## [SET PROBLEM]
Copy out every record precisely.

(Stored data)

________________________________________

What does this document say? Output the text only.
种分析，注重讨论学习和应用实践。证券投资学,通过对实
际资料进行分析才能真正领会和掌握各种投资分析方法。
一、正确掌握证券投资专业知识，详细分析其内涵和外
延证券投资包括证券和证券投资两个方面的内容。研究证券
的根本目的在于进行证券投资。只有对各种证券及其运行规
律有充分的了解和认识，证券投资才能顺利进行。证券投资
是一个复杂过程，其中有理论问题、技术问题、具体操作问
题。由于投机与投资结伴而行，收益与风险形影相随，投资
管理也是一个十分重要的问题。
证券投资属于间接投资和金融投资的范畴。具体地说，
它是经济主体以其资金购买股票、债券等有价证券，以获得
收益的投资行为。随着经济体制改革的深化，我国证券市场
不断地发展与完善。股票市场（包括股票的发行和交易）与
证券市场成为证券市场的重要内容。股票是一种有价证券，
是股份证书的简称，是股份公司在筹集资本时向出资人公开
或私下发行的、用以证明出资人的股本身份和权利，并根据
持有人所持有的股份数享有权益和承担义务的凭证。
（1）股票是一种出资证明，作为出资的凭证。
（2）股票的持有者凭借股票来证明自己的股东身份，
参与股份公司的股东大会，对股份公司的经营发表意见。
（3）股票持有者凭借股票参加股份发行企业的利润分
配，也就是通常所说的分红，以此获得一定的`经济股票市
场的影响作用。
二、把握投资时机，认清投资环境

________________________________________

## [OUTPUT OF THE TASK]
What does this document say? Output the text only.
种分析，注重讨论学习和应用实践。证券投资学,通过对实
际资料进行分析才能真正领会和掌握各种投资分析方法。
一、正确掌握证券投资专业知识，详细分析其内涵和外
延证券投资包括证券和证券投资两个方面的内容。研究证券
的根本目的在于进行证券投资。只有对各种证券及其运行规
律有充分的了解和认识，证券投资才能顺利进行。证券投资
是一个复杂过程，其中有理论问题、技术问题、具体操作问
题。由于投机与投资结伴而行，收益与风险形影相随，投资
管理也是一个十分重要的问题。
证券投资属于间接投资和金融投资的范畴。具体地说，
它是经济主体以其资金购买股票、债券等有价证券，以获得
收益的投资行为。随着经济体制改革的深化，我国证券市场
不断地发展与完善。股票市场（包括股票的发行和交易）与
证券市场成为证券市场的重要内容。股票是一种有价证券，
是股份证书的简称，是股份公司在筹集资本时向出资人公开
或私下发行的、用以证明出资人的股本身份和权利，并根据
持有人所持有的股份数享有权益和承担义务的凭证。
（1）股票是一种出资证明，作为出资的凭证。
（2）股票的持有者凭借股票来证明自己的股东身份，
参与股份公司的股东大会，对股份公司的经营发表意见。
（3）股票持有者凭借股票参加股份发行企业的利润分
配，也就是通常所说的分红，以此获得一定的`经济股票市
场的影响作用。
二、把握投资时机，认清投资环境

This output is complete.